= What you should do =
The data must be written out once more, precisely as given.

═════ Data for this exercise ═════

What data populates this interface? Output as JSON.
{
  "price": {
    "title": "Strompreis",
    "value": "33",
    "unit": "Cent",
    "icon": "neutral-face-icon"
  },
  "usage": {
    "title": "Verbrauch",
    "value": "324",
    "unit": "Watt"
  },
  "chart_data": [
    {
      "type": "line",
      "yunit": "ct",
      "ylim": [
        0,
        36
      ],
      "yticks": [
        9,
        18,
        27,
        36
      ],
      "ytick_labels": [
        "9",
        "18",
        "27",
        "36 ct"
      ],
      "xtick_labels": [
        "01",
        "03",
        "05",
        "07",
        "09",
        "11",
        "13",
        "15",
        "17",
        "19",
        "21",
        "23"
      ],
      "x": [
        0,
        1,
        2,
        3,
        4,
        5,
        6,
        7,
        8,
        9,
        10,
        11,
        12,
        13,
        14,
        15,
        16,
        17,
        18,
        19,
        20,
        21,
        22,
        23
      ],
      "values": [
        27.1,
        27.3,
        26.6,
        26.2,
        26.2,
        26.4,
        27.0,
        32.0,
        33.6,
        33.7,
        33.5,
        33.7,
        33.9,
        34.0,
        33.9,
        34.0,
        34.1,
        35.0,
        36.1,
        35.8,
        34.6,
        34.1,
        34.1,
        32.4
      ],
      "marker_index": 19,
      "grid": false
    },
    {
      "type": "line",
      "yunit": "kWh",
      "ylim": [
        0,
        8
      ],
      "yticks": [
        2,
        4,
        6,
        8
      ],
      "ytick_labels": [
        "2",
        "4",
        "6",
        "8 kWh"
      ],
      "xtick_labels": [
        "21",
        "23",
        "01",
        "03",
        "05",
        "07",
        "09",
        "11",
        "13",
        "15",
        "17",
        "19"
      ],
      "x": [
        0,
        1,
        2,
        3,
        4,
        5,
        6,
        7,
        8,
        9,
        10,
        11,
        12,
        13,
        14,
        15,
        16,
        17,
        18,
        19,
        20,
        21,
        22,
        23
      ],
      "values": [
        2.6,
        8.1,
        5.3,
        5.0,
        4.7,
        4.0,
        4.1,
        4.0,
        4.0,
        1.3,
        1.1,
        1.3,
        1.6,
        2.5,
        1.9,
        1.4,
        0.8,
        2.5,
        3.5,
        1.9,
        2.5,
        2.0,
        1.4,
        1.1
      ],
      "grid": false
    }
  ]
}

═════

= Exercise response =
What data populates this interface? Output as JSON.
{
  "price": {
    "title": "Strompreis",
    "value": "33",
    "unit": "Cent",
    "icon": "neutral-face-icon"
  },
  "usage": {
    "title": "Verbrauch",
    "value": "324",
    "unit": "Watt"
  },
  "chart_data": [
    {
      "type": "line",
      "yunit": "ct",
      "ylim": [
        0,
        36
      ],
      "yticks": [
        9,
        18,
        27,
        36
      ],
      "ytick_labels": [
        "9",
        "18",
        "27",
        "36 ct"
      ],
      "xtick_labels": [
        "01",
        "03",
        "05",
        "07",
        "09",
        "11",
        "13",
        "15",
        "17",
        "19",
        "21",
        "23"
      ],
      "x": [
        0,
        1,
        2,
        3,
        4,
        5,
        6,
        7,
        8,
        9,
        10,
        11,
        12,
        13,
        14,
        15,
        16,
        17,
        18,
        19,
        20,
        21,
        22,
        23
      ],
      "values": [
        27.1,
        27.3,
        26.6,
        26.2,
        26.2,
        26.4,
        27.0,
        32.0,
        33.6,
        33.7,
        33.5,
        33.7,
        33.9,
        34.0,
        33.9,
        34.0,
        34.1,
        35.0,
        36.1,
        35.8,
        34.6,
        34.1,
        34.1,
        32.4
      ],
      "marker_index": 19,
      "grid": false
    },
    {
      "type": "line",
      "yunit": "kWh",
      "ylim": [
        0,
        8
      ],
      "yticks": [
        2,
        4,
        6,
        8
      ],
      "ytick_labels": [
        "2",
        "4",
        "6",
        "8 kWh"
      ],
      "xtick_labels": [
        "21",
        "23",
        "01",
        "03",
        "05",
        "07",
        "09",
        "11",
        "13",
        "15",
        "17",
        "19"
      ],
      "x": [
        0,
        1,
        2,
        3,
        4,
        5,
        6,
        7,
        8,
        9,
        10,
        11,
        12,
        13,
        14,
        15,
        16,
        17,
        18,
        19,
        20,
        21,
        22,
        23
      ],
      "values": [
        2.6,
        8.1,
        5.3,
        5.0,
        4.7,
        4.0,
        4.1,
        4.0,
        4.0,
        1.3,
        1.1,
        1.3,
        1.6,
        2.5,
        1.9,
        1.4,
        0.8,
        2.5,
        3.5,
        1.9,
        2.5,
        2.0,
        1.4,
        1.1
      ],
      "grid": false
    }
  ]
}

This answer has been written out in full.